Your task
Wherever the word "JSON" shows up in a line, please copy that line.

[Stored dataset items]
********************
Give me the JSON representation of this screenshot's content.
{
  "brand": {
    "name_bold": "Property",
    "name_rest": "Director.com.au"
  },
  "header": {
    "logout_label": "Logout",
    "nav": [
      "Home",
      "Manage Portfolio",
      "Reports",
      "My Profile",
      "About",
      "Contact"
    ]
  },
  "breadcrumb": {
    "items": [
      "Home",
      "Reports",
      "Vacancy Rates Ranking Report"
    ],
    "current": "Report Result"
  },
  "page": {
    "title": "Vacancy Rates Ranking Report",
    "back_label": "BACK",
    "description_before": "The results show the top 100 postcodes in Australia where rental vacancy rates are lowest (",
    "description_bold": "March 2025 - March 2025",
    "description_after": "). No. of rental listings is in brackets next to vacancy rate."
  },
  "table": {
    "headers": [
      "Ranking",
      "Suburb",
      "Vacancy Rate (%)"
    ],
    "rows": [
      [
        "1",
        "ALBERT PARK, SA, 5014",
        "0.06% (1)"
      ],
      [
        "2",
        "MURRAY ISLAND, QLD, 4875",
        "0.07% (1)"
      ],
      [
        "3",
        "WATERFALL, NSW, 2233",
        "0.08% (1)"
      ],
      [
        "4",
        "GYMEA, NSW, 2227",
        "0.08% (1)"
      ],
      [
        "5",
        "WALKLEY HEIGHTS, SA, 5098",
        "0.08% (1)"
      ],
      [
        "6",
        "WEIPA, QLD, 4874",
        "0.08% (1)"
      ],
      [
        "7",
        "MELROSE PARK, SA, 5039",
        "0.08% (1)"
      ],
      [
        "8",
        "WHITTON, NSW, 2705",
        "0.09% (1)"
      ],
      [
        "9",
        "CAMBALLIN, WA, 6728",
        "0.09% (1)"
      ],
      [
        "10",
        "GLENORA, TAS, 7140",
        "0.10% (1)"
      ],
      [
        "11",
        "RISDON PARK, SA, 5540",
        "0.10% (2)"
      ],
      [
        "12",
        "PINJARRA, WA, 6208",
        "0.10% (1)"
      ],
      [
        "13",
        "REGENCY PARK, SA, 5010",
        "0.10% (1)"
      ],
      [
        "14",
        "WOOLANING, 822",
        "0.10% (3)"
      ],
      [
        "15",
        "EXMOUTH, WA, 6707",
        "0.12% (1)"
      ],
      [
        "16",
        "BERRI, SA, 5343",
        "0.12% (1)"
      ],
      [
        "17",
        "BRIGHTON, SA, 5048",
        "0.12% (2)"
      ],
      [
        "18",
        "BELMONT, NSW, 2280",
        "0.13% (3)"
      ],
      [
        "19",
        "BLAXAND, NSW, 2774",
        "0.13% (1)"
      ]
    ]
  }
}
********************
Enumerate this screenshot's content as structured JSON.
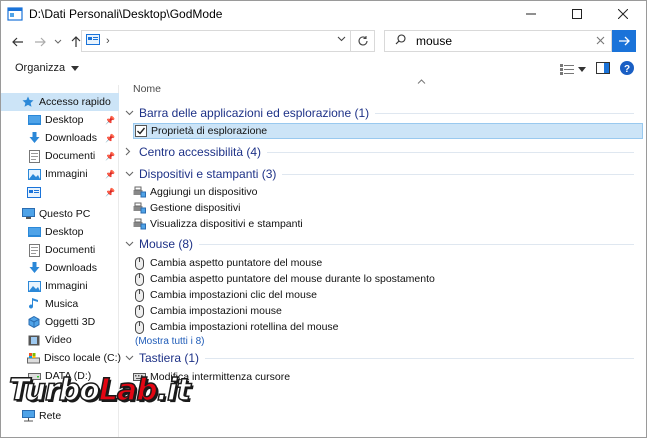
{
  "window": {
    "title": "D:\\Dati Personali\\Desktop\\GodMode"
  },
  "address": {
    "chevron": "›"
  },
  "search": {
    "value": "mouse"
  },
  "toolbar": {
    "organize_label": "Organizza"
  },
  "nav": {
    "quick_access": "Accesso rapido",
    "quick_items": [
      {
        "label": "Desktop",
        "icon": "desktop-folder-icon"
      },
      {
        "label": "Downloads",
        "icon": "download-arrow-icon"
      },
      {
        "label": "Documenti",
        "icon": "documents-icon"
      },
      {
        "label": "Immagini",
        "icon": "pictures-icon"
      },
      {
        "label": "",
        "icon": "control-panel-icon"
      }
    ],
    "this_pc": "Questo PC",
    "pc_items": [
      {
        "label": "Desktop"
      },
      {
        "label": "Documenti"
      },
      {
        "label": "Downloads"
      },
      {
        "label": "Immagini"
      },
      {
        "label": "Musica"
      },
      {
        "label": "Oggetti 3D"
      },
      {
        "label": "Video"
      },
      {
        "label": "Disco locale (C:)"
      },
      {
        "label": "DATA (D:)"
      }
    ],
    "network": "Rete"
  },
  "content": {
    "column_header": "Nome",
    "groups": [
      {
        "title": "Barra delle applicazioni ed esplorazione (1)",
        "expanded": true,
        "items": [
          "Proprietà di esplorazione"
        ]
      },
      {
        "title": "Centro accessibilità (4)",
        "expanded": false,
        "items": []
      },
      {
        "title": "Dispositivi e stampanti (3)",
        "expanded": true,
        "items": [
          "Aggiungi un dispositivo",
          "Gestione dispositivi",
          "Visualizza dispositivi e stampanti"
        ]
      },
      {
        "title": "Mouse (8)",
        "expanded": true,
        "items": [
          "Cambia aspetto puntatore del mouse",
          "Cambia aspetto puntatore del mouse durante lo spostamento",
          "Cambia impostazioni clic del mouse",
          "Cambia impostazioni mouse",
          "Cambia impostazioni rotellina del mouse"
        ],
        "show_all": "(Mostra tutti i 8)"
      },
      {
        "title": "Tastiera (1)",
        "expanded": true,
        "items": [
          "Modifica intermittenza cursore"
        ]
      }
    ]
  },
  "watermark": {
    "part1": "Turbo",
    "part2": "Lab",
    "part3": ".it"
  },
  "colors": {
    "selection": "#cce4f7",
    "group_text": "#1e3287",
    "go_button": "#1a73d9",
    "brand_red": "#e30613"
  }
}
********************
Written response
Give me the JSON representation of this screenshot's content.
Enumerate this screenshot's content as structured JSON.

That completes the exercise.